##### RAW RECORDS #####
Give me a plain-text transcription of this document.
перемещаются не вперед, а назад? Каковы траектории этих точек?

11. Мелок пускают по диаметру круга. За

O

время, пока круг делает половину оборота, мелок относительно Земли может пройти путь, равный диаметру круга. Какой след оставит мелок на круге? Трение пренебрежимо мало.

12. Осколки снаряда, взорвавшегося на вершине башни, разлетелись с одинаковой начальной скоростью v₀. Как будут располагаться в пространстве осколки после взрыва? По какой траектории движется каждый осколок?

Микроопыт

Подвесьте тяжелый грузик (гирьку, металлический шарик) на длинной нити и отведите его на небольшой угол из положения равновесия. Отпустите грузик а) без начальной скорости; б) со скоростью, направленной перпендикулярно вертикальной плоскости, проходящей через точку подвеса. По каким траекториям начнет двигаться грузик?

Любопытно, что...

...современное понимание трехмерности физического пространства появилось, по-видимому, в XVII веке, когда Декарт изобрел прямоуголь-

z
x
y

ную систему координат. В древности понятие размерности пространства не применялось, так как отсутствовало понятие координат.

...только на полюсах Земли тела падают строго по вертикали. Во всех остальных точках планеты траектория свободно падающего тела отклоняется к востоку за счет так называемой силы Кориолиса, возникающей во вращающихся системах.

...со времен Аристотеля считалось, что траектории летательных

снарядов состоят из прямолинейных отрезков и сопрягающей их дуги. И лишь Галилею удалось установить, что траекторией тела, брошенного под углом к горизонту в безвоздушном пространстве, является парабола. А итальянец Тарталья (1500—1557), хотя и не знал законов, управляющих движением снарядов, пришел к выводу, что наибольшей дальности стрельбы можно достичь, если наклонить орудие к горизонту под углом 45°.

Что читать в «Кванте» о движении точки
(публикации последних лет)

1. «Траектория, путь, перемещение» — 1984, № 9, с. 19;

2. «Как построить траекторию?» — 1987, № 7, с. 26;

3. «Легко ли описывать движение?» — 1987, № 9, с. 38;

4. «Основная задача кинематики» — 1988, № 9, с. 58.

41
#####
##### RAW RECORDS #####
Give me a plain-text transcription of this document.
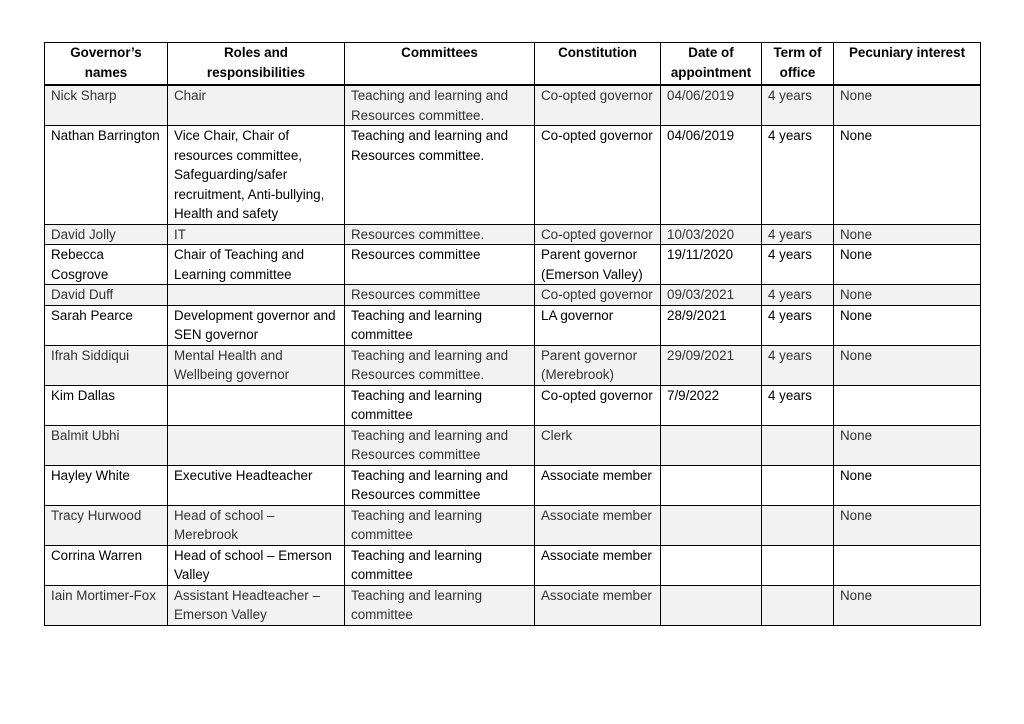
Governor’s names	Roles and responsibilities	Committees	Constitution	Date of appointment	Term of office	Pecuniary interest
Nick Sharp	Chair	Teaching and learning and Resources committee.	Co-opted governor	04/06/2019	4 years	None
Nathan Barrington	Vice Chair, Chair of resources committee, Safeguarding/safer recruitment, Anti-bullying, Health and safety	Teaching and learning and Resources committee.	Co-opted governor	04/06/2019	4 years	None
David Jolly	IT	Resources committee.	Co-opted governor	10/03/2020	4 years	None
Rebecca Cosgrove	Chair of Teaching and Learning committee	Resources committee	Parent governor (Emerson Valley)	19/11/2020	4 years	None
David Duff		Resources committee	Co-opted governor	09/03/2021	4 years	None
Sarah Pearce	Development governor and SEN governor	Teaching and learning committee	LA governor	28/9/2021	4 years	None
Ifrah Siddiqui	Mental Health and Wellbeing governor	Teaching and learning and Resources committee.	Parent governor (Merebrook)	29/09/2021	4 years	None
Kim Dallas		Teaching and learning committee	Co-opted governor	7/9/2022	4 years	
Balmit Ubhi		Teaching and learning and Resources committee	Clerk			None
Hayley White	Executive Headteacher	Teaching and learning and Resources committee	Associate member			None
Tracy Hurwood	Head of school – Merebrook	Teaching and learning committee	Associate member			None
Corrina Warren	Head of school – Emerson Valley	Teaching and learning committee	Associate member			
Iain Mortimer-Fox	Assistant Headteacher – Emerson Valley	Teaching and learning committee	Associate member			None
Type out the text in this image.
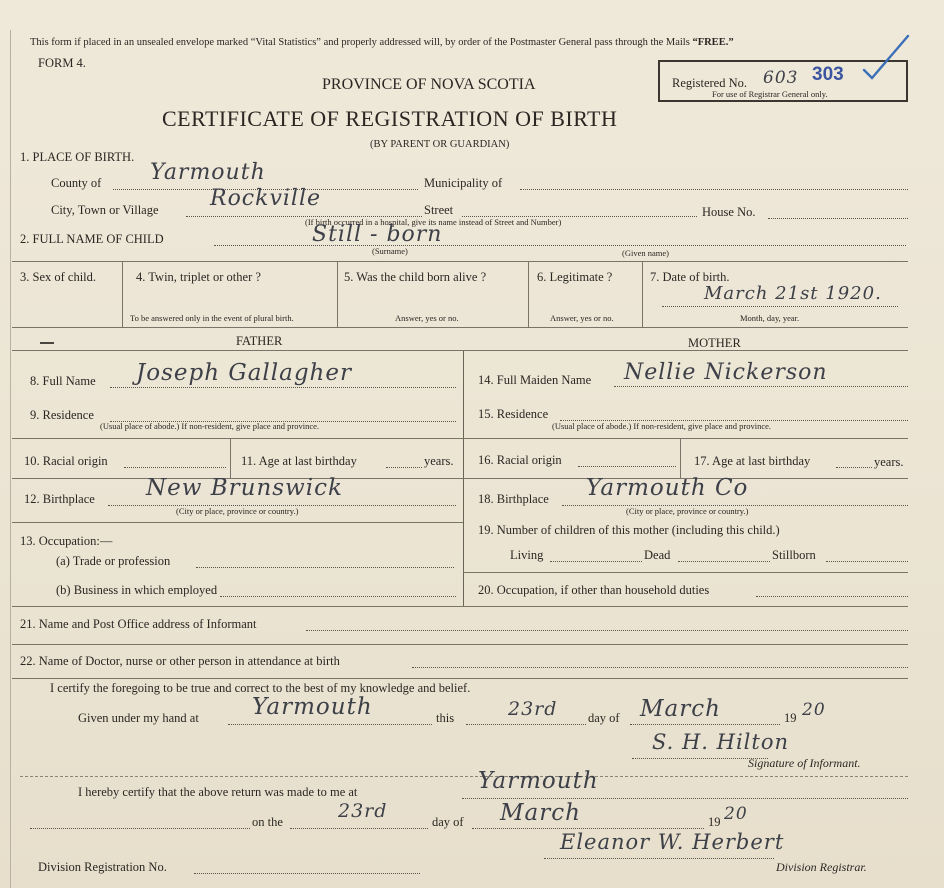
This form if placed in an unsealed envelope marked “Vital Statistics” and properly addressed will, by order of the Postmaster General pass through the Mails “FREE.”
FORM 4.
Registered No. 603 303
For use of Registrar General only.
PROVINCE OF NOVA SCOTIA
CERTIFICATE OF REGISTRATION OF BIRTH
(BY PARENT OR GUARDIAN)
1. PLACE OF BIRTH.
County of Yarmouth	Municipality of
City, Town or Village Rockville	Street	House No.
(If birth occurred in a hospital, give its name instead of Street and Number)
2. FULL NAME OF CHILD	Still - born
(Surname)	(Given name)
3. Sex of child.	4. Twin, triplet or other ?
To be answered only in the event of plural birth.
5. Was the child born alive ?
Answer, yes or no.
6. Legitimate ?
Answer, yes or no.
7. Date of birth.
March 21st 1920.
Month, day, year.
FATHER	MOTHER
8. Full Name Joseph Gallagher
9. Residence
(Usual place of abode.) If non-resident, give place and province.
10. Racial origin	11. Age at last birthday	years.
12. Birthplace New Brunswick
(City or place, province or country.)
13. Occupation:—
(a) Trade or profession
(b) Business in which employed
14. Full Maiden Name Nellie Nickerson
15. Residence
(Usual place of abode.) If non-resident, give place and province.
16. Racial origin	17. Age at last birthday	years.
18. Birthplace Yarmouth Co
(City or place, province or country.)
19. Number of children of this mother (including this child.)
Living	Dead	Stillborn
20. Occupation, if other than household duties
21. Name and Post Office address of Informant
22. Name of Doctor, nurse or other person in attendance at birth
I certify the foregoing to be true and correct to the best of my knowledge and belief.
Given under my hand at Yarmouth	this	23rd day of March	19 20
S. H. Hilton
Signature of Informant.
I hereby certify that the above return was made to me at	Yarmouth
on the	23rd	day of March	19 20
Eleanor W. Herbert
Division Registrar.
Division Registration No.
#####
**TASK PROMPT**
Scan the listing above and identify each line holding the string "Racial"; copy every such line.

**THE COMPLETED TASK**
10. Racial origin	11. Age at last birthday	years.
16. Racial origin	17. Age at last birthday	years.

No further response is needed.